RECORDS FOR THE TASK ->
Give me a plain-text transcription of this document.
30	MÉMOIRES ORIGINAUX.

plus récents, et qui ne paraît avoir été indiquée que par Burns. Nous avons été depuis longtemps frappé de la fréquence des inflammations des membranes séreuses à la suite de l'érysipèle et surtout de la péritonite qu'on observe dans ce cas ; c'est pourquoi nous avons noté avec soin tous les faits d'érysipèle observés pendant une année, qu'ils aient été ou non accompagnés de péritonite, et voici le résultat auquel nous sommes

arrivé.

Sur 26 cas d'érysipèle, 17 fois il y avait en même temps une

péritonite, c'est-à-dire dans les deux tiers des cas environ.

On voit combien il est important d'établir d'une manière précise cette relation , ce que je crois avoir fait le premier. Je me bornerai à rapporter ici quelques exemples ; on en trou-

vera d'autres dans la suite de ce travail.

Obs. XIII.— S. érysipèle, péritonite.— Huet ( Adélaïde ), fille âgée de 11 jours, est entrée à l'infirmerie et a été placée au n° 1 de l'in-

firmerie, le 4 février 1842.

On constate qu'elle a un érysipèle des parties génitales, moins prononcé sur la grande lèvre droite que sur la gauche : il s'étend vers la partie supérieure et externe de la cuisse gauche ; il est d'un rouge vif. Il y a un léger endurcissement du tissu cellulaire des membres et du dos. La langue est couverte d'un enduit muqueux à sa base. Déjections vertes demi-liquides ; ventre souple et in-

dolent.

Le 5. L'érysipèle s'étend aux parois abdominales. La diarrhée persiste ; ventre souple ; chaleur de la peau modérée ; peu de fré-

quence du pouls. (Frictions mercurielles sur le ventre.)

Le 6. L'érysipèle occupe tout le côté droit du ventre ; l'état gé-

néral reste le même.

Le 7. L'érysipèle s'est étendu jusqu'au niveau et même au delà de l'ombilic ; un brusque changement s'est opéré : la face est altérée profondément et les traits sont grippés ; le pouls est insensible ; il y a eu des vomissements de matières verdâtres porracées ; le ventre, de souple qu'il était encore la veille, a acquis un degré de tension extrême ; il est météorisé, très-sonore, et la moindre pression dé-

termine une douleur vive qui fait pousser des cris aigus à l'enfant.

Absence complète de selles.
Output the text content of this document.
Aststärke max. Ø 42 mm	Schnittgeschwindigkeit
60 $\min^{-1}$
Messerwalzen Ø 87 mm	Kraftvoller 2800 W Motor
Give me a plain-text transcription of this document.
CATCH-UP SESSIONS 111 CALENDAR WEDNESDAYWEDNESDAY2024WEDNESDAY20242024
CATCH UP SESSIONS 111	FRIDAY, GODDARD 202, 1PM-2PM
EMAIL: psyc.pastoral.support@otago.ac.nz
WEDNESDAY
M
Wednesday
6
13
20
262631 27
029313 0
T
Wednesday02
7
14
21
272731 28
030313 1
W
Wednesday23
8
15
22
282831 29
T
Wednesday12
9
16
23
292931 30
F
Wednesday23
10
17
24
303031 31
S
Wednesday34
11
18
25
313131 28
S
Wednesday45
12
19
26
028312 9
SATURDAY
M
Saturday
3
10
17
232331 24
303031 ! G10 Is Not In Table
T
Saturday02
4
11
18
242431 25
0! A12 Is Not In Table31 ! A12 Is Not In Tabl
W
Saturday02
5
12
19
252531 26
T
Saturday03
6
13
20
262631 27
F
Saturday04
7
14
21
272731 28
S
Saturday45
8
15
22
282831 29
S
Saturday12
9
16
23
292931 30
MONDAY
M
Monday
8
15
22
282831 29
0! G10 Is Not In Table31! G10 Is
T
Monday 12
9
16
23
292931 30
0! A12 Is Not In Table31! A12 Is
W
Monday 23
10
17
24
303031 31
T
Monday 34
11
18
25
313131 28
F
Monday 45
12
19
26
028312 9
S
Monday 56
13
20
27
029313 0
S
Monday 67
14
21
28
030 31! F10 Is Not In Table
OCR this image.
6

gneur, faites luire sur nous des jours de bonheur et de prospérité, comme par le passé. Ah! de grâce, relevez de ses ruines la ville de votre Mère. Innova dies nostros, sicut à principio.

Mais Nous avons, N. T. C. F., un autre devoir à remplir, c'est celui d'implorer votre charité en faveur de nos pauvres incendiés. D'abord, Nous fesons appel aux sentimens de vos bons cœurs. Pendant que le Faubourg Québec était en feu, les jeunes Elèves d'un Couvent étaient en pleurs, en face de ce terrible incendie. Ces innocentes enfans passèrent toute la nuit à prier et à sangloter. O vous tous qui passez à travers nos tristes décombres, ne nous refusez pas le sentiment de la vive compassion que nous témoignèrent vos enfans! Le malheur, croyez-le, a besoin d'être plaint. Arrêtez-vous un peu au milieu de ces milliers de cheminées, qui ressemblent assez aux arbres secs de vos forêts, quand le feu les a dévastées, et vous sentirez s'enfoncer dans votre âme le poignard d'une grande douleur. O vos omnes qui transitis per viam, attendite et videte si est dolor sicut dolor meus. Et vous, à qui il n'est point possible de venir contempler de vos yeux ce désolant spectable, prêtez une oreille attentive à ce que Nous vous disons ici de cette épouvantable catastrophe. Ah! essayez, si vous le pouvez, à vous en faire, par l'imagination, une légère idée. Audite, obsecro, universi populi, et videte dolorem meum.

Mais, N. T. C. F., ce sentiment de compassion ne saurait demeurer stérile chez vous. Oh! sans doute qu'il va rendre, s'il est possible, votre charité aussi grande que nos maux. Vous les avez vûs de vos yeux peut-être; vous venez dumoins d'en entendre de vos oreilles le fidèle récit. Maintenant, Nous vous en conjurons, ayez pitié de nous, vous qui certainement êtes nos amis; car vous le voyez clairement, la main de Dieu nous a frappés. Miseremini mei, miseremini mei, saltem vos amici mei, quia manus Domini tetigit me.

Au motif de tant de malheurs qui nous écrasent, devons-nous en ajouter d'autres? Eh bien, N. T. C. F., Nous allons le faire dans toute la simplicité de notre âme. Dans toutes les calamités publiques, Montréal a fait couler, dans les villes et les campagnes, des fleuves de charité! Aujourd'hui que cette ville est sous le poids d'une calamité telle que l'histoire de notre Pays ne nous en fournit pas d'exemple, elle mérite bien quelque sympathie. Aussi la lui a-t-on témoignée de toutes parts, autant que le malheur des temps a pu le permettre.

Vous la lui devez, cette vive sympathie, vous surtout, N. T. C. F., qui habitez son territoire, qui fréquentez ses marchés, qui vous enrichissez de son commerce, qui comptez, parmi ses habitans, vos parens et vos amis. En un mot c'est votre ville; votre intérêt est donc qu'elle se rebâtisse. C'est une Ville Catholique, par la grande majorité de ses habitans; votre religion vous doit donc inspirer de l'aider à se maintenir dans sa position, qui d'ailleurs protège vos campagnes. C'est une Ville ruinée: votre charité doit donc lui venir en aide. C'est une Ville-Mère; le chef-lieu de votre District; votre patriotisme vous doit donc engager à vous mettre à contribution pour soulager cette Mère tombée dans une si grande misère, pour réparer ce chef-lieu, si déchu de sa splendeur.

EXERCISE GOAL -> Copy each line of the listing in which the word "sicut" can be found.

EXPECTED ANSWER ->
gneur, faites luire sur nous des jours de bonheur et de prospérité, comme par le passé. Ah! de grâce, relevez de ses ruines la ville de votre Mère. Innova dies nostros, sicut à principio.
Mais Nous avons, N. T. C. F., un autre devoir à remplir, c'est celui d'implorer votre charité en faveur de nos pauvres incendiés. D'abord, Nous fesons appel aux sentimens de vos bons cœurs. Pendant que le Faubourg Québec était en feu, les jeunes Elèves d'un Couvent étaient en pleurs, en face de ce terrible incendie. Ces innocentes enfans passèrent toute la nuit à prier et à sangloter. O vous tous qui passez à travers nos tristes décombres, ne nous refusez pas le sentiment de la vive compassion que nous témoignèrent vos enfans! Le malheur, croyez-le, a besoin d'être plaint. Arrêtez-vous un peu au milieu de ces milliers de cheminées, qui ressemblent assez aux arbres secs de vos forêts, quand le feu les a dévastées, et vous sentirez s'enfoncer dans votre âme le poignard d'une grande douleur. O vos omnes qui transitis per viam, attendite et videte si est dolor sicut dolor meus. Et vous, à qui il n'est point possible de venir contempler de vos yeux ce désolant spectable, prêtez une oreille attentive à ce que Nous vous disons ici de cette épouvantable catastrophe. Ah! essayez, si vous le pouvez, à vous en faire, par l'imagination, une légère idée. Audite, obsecro, universi populi, et videte dolorem meum.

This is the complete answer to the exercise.